[Challenge]
Gather all lines with the word "Output" in them.

[Listed records]

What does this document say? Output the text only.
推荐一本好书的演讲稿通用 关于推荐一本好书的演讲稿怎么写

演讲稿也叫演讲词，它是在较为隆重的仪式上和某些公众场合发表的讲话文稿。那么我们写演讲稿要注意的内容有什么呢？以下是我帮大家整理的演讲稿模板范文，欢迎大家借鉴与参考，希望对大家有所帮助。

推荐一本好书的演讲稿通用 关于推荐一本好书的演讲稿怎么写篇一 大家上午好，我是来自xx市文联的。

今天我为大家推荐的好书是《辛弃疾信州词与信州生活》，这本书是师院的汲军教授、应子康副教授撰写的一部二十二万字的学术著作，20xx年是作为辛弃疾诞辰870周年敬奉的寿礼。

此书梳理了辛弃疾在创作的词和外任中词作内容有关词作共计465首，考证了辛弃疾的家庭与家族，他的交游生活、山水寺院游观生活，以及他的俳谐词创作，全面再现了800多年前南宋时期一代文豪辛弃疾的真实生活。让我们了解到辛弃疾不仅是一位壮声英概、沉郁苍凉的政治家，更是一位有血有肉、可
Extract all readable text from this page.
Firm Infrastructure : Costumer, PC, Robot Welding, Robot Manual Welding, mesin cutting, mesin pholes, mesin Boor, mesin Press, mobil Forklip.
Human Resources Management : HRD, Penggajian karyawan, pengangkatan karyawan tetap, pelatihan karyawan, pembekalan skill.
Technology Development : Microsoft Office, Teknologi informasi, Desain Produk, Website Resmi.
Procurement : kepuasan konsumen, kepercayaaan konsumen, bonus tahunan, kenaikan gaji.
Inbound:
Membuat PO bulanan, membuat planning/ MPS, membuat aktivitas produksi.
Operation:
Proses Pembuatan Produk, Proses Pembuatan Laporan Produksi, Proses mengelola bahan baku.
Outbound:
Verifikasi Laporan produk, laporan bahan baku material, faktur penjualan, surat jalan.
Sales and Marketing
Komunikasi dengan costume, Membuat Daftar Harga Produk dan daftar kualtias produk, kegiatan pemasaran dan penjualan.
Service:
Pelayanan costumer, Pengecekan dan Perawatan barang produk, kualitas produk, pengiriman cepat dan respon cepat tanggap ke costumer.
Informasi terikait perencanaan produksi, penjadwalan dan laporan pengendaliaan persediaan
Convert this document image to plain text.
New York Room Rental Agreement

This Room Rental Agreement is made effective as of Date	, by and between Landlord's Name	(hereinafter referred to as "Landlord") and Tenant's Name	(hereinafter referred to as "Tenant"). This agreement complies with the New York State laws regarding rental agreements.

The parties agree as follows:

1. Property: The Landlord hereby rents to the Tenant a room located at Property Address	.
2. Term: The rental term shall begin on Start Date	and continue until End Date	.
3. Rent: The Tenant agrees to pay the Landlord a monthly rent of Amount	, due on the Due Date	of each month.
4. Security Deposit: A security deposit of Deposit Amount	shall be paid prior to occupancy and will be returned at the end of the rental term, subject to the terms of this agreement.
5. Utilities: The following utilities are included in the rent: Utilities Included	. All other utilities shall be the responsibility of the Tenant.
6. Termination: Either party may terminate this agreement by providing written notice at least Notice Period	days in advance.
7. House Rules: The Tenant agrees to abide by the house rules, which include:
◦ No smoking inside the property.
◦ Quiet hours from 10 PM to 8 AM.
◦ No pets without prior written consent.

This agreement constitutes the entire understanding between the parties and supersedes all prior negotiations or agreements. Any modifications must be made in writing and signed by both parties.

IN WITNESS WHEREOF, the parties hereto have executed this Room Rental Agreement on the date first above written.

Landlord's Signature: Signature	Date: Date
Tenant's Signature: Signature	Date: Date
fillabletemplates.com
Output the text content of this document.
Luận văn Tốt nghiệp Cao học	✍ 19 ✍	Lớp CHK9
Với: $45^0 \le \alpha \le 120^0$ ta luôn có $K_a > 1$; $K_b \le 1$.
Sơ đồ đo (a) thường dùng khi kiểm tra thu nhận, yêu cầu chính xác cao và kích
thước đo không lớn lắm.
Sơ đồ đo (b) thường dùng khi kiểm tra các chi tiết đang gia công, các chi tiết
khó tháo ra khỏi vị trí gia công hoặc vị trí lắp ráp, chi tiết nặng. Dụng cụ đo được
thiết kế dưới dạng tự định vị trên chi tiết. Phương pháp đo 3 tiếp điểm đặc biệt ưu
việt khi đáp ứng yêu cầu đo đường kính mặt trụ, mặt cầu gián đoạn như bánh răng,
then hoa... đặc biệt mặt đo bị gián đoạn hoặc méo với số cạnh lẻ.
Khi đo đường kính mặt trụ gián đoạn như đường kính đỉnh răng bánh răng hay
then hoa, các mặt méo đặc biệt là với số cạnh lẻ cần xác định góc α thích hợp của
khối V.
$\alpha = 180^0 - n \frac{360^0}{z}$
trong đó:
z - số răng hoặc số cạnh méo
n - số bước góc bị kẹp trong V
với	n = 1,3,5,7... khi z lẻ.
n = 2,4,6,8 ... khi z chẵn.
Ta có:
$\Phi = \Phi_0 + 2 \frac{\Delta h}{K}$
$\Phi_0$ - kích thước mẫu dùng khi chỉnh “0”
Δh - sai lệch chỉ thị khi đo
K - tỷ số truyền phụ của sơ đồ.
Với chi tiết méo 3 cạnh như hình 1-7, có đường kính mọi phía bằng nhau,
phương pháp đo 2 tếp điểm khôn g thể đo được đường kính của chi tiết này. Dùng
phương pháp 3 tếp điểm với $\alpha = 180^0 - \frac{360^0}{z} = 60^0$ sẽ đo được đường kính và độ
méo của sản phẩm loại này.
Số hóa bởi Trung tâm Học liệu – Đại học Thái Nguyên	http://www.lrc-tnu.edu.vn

[Correct response]
What does this document say? Output the text only.
Output the text content of this document.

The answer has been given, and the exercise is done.